• [Task statement]: Below are the records; copy each line in which "stellingen" occurs.

Supplied material Start Marker

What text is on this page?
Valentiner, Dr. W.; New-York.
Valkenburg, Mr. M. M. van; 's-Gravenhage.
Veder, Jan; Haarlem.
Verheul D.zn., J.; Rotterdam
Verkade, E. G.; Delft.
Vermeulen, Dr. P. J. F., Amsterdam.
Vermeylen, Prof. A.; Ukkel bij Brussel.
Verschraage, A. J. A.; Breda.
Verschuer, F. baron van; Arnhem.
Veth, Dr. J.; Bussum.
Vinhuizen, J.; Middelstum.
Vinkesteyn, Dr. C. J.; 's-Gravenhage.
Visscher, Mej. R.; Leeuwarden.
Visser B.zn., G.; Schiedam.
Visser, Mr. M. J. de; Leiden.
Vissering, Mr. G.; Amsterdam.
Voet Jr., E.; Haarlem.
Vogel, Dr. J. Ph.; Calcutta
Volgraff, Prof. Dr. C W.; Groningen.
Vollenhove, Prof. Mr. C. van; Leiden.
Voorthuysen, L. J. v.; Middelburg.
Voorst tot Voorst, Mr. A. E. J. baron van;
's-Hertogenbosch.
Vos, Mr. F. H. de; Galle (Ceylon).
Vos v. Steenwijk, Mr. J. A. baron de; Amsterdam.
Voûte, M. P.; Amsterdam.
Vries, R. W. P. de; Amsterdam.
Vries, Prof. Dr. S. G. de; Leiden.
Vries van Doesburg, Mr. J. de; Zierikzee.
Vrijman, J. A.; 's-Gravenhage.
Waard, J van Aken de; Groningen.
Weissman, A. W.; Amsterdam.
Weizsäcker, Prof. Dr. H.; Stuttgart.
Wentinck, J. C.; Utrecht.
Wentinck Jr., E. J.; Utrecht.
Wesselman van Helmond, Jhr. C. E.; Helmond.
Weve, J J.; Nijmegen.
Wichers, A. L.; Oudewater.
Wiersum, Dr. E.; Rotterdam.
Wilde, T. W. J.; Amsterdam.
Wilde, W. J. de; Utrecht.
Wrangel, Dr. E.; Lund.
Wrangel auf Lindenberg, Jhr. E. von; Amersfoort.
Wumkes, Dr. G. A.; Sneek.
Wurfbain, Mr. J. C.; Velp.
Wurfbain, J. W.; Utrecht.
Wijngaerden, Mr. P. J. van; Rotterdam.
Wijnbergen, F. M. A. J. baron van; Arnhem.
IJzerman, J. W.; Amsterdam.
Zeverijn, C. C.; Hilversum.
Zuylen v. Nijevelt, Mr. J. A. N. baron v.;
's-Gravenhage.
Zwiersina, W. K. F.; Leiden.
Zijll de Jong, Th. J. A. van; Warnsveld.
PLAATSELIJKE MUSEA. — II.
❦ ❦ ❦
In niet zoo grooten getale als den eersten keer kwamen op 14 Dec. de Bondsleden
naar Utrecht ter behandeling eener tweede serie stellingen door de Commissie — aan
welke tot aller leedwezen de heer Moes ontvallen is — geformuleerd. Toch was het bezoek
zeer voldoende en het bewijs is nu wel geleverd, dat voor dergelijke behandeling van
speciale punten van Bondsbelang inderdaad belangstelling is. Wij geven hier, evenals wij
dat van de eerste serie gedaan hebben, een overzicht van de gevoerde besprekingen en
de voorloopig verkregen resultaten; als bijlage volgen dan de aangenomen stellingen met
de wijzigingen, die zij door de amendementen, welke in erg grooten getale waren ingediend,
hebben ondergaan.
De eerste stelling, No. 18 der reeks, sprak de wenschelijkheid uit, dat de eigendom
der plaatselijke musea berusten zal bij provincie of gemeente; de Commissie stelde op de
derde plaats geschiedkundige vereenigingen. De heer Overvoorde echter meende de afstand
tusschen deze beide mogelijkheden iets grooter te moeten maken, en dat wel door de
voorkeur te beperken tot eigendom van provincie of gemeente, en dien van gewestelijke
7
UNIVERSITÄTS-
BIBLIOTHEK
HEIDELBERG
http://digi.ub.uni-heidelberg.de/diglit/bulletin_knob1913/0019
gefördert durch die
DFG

Supplied material End Marker

• [Reply]:
naar Utrecht ter behandeling eener tweede serie stellingen door de Commissie — aan
de voorloopig verkregen resultaten; als bijlage volgen dan de aangenomen stellingen met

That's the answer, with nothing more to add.